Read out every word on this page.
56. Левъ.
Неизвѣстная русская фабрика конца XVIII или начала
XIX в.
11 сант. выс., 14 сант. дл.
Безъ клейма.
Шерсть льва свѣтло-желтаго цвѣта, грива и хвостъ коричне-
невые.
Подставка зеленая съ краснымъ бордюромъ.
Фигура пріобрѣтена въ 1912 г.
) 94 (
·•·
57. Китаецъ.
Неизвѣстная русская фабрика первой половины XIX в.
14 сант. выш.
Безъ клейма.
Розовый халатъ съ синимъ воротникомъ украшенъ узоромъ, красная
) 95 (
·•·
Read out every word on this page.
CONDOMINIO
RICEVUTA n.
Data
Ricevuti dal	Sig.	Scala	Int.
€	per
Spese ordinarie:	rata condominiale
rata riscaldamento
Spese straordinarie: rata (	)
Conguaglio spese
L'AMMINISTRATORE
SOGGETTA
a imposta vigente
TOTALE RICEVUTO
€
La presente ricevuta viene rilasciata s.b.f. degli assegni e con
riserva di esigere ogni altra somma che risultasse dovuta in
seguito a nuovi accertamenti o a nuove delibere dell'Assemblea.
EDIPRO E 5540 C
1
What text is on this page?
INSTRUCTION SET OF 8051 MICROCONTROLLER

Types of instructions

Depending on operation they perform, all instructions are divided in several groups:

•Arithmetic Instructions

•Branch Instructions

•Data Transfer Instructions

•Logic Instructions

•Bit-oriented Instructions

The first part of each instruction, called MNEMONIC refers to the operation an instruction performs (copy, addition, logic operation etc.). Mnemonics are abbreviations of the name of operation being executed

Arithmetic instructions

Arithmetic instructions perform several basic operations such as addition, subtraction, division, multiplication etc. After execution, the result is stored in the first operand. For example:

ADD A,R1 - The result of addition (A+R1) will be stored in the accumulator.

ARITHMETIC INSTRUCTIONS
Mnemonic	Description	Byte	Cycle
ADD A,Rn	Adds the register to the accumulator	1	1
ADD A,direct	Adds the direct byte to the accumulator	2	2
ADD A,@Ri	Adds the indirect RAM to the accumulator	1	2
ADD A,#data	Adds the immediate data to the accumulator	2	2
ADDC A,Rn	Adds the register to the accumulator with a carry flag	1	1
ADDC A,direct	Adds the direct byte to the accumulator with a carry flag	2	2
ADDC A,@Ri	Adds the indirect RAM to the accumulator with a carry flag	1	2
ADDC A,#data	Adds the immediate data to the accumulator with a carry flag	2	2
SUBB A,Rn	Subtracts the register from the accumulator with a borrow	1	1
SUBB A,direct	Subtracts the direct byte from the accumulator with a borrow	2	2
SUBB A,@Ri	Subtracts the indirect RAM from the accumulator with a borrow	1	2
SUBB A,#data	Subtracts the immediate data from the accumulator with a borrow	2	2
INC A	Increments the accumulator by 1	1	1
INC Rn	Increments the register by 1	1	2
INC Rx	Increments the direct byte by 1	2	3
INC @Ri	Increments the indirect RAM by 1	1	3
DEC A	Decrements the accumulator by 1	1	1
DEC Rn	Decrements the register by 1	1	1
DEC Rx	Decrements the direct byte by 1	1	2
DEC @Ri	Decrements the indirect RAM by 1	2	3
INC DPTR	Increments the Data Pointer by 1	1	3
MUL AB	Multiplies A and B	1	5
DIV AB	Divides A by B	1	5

+ + +

- **Task objective**
Recopy all the lines exactly as they appear.

- **Exercise result**
Read out every word on this page.
56. Левъ.
Неизвѣстная русская фабрика конца XVIII или начала
XIX в.
11 сант. выс., 14 сант. дл.
Безъ клейма.
Шерсть льва свѣтло-желтаго цвѣта, грива и хвостъ коричне-
невые.
Подставка зеленая съ краснымъ бордюромъ.
Фигура пріобрѣтена въ 1912 г.
) 94 (
·•·
57. Китаецъ.
Неизвѣстная русская фабрика первой половины XIX в.
14 сант. выш.
Безъ клейма.
Розовый халатъ съ синимъ воротникомъ украшенъ узоромъ, красная
) 95 (
·•·
Read out every word on this page.
CONDOMINIO
RICEVUTA n.
Data
Ricevuti dal	Sig.	Scala	Int.
€	per
Spese ordinarie:	rata condominiale
rata riscaldamento
Spese straordinarie: rata (	)
Conguaglio spese
L'AMMINISTRATORE
SOGGETTA
a imposta vigente
TOTALE RICEVUTO
€
La presente ricevuta viene rilasciata s.b.f. degli assegni e con
riserva di esigere ogni altra somma che risultasse dovuta in
seguito a nuovi accertamenti o a nuove delibere dell'Assemblea.
EDIPRO E 5540 C
1
What text is on this page?
INSTRUCTION SET OF 8051 MICROCONTROLLER

Types of instructions

Depending on operation they perform, all instructions are divided in several groups:

•Arithmetic Instructions

•Branch Instructions

•Data Transfer Instructions

•Logic Instructions

•Bit-oriented Instructions

The first part of each instruction, called MNEMONIC refers to the operation an instruction performs (copy, addition, logic operation etc.). Mnemonics are abbreviations of the name of operation being executed

Arithmetic instructions

Arithmetic instructions perform several basic operations such as addition, subtraction, division, multiplication etc. After execution, the result is stored in the first operand. For example:

ADD A,R1 - The result of addition (A+R1) will be stored in the accumulator.

ARITHMETIC INSTRUCTIONS
Mnemonic	Description	Byte	Cycle
ADD A,Rn	Adds the register to the accumulator	1	1
ADD A,direct	Adds the direct byte to the accumulator	2	2
ADD A,@Ri	Adds the indirect RAM to the accumulator	1	2
ADD A,#data	Adds the immediate data to the accumulator	2	2
ADDC A,Rn	Adds the register to the accumulator with a carry flag	1	1
ADDC A,direct	Adds the direct byte to the accumulator with a carry flag	2	2
ADDC A,@Ri	Adds the indirect RAM to the accumulator with a carry flag	1	2
ADDC A,#data	Adds the immediate data to the accumulator with a carry flag	2	2
SUBB A,Rn	Subtracts the register from the accumulator with a borrow	1	1
SUBB A,direct	Subtracts the direct byte from the accumulator with a borrow	2	2
SUBB A,@Ri	Subtracts the indirect RAM from the accumulator with a borrow	1	2
SUBB A,#data	Subtracts the immediate data from the accumulator with a borrow	2	2
INC A	Increments the accumulator by 1	1	1
INC Rn	Increments the register by 1	1	2
INC Rx	Increments the direct byte by 1	2	3
INC @Ri	Increments the indirect RAM by 1	1	3
DEC A	Decrements the accumulator by 1	1	1
DEC Rn	Decrements the register by 1	1	1
DEC Rx	Decrements the direct byte by 1	1	2
DEC @Ri	Decrements the indirect RAM by 1	2	3
INC DPTR	Increments the Data Pointer by 1	1	3
MUL AB	Multiplies A and B	1	5
DIV AB	Divides A by B	1	5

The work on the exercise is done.